SET PROBLEM =>
Transcribe the records below exactly as they appear.

^^^^^^^^^^^^^^^^

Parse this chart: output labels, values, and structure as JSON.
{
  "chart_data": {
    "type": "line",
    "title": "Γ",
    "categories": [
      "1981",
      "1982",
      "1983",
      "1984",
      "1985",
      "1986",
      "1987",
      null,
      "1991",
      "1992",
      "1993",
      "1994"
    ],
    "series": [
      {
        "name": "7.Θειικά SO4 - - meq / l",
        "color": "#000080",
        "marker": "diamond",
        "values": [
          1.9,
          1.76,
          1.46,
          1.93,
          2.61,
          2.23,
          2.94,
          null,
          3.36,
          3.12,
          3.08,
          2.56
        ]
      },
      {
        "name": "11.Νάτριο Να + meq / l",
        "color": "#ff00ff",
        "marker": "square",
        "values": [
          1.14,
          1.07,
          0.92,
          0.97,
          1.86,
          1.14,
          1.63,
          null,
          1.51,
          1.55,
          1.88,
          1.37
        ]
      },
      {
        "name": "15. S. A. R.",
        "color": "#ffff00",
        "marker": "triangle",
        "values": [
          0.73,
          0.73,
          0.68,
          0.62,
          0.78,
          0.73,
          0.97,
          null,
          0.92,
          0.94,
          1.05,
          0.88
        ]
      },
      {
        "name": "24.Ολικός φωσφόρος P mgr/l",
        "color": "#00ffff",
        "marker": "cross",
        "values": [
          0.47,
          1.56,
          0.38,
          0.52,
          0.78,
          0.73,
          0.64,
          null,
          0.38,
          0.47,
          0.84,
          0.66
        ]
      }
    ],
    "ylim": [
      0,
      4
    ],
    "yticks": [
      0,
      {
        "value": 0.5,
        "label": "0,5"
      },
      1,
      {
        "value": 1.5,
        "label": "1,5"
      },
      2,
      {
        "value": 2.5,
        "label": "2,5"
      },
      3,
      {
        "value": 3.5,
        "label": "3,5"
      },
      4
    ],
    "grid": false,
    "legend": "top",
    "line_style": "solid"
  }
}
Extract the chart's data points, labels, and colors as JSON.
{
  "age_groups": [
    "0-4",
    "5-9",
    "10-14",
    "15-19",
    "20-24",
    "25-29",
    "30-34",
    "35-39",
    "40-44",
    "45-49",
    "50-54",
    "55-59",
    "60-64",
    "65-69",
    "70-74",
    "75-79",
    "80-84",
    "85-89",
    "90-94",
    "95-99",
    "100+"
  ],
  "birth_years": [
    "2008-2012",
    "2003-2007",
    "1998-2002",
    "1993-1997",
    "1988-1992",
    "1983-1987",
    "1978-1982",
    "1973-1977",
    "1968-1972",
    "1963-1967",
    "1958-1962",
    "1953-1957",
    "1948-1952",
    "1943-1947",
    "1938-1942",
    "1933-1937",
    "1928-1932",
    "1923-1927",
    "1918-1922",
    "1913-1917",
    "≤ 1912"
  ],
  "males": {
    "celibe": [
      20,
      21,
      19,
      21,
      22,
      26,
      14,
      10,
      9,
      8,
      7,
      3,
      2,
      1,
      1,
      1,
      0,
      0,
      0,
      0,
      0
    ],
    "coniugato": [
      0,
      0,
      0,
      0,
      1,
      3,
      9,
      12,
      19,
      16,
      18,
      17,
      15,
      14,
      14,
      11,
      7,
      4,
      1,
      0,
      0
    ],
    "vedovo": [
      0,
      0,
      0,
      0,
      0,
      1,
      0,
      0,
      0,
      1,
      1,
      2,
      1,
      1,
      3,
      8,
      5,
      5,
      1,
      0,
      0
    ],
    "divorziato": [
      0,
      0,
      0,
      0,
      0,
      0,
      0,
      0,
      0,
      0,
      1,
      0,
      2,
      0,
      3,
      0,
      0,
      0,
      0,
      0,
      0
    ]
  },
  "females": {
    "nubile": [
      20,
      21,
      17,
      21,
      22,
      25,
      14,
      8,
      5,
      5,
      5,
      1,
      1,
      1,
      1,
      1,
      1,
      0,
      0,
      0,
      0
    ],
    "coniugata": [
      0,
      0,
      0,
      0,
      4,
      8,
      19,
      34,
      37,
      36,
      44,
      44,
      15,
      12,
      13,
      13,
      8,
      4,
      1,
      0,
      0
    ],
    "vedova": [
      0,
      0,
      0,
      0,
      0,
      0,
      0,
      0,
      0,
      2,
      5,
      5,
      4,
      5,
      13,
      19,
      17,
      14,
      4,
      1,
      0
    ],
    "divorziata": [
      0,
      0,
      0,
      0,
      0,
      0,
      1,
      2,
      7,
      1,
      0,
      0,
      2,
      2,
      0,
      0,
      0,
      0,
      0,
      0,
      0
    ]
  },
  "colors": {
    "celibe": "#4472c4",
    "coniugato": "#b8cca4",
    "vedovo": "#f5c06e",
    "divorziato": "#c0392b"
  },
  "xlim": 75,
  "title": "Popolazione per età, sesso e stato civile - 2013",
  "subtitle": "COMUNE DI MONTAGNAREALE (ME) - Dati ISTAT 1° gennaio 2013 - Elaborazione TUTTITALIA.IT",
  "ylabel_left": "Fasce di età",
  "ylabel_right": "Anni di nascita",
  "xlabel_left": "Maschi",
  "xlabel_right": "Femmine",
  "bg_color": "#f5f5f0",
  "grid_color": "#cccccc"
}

^^^^^^^^^^^^^^^^

CORRECT ANSWER =>
Parse this chart: output labels, values, and structure as JSON.
{
  "chart_data": {
    "type": "line",
    "title": "Γ",
    "categories": [
      "1981",
      "1982",
      "1983",
      "1984",
      "1985",
      "1986",
      "1987",
      null,
      "1991",
      "1992",
      "1993",
      "1994"
    ],
    "series": [
      {
        "name": "7.Θειικά SO4 - - meq / l",
        "color": "#000080",
        "marker": "diamond",
        "values": [
          1.9,
          1.76,
          1.46,
          1.93,
          2.61,
          2.23,
          2.94,
          null,
          3.36,
          3.12,
          3.08,
          2.56
        ]
      },
      {
        "name": "11.Νάτριο Να + meq / l",
        "color": "#ff00ff",
        "marker": "square",
        "values": [
          1.14,
          1.07,
          0.92,
          0.97,
          1.86,
          1.14,
          1.63,
          null,
          1.51,
          1.55,
          1.88,
          1.37
        ]
      },
      {
        "name": "15. S. A. R.",
        "color": "#ffff00",
        "marker": "triangle",
        "values": [
          0.73,
          0.73,
          0.68,
          0.62,
          0.78,
          0.73,
          0.97,
          null,
          0.92,
          0.94,
          1.05,
          0.88
        ]
      },
      {
        "name": "24.Ολικός φωσφόρος P mgr/l",
        "color": "#00ffff",
        "marker": "cross",
        "values": [
          0.47,
          1.56,
          0.38,
          0.52,
          0.78,
          0.73,
          0.64,
          null,
          0.38,
          0.47,
          0.84,
          0.66
        ]
      }
    ],
    "ylim": [
      0,
      4
    ],
    "yticks": [
      0,
      {
        "value": 0.5,
        "label": "0,5"
      },
      1,
      {
        "value": 1.5,
        "label": "1,5"
      },
      2,
      {
        "value": 2.5,
        "label": "2,5"
      },
      3,
      {
        "value": 3.5,
        "label": "3,5"
      },
      4
    ],
    "grid": false,
    "legend": "top",
    "line_style": "solid"
  }
}
Extract the chart's data points, labels, and colors as JSON.
{
  "age_groups": [
    "0-4",
    "5-9",
    "10-14",
    "15-19",
    "20-24",
    "25-29",
    "30-34",
    "35-39",
    "40-44",
    "45-49",
    "50-54",
    "55-59",
    "60-64",
    "65-69",
    "70-74",
    "75-79",
    "80-84",
    "85-89",
    "90-94",
    "95-99",
    "100+"
  ],
  "birth_years": [
    "2008-2012",
    "2003-2007",
    "1998-2002",
    "1993-1997",
    "1988-1992",
    "1983-1987",
    "1978-1982",
    "1973-1977",
    "1968-1972",
    "1963-1967",
    "1958-1962",
    "1953-1957",
    "1948-1952",
    "1943-1947",
    "1938-1942",
    "1933-1937",
    "1928-1932",
    "1923-1927",
    "1918-1922",
    "1913-1917",
    "≤ 1912"
  ],
  "males": {
    "celibe": [
      20,
      21,
      19,
      21,
      22,
      26,
      14,
      10,
      9,
      8,
      7,
      3,
      2,
      1,
      1,
      1,
      0,
      0,
      0,
      0,
      0
    ],
    "coniugato": [
      0,
      0,
      0,
      0,
      1,
      3,
      9,
      12,
      19,
      16,
      18,
      17,
      15,
      14,
      14,
      11,
      7,
      4,
      1,
      0,
      0
    ],
    "vedovo": [
      0,
      0,
      0,
      0,
      0,
      1,
      0,
      0,
      0,
      1,
      1,
      2,
      1,
      1,
      3,
      8,
      5,
      5,
      1,
      0,
      0
    ],
    "divorziato": [
      0,
      0,
      0,
      0,
      0,
      0,
      0,
      0,
      0,
      0,
      1,
      0,
      2,
      0,
      3,
      0,
      0,
      0,
      0,
      0,
      0
    ]
  },
  "females": {
    "nubile": [
      20,
      21,
      17,
      21,
      22,
      25,
      14,
      8,
      5,
      5,
      5,
      1,
      1,
      1,
      1,
      1,
      1,
      0,
      0,
      0,
      0
    ],
    "coniugata": [
      0,
      0,
      0,
      0,
      4,
      8,
      19,
      34,
      37,
      36,
      44,
      44,
      15,
      12,
      13,
      13,
      8,
      4,
      1,
      0,
      0
    ],
    "vedova": [
      0,
      0,
      0,
      0,
      0,
      0,
      0,
      0,
      0,
      2,
      5,
      5,
      4,
      5,
      13,
      19,
      17,
      14,
      4,
      1,
      0
    ],
    "divorziata": [
      0,
      0,
      0,
      0,
      0,
      0,
      1,
      2,
      7,
      1,
      0,
      0,
      2,
      2,
      0,
      0,
      0,
      0,
      0,
      0,
      0
    ]
  },
  "colors": {
    "celibe": "#4472c4",
    "coniugato": "#b8cca4",
    "vedovo": "#f5c06e",
    "divorziato": "#c0392b"
  },
  "xlim": 75,
  "title": "Popolazione per età, sesso e stato civile - 2013",
  "subtitle": "COMUNE DI MONTAGNAREALE (ME) - Dati ISTAT 1° gennaio 2013 - Elaborazione TUTTITALIA.IT",
  "ylabel_left": "Fasce di età",
  "ylabel_right": "Anni di nascita",
  "xlabel_left": "Maschi",
  "xlabel_right": "Femmine",
  "bg_color": "#f5f5f0",
  "grid_color": "#cccccc"
}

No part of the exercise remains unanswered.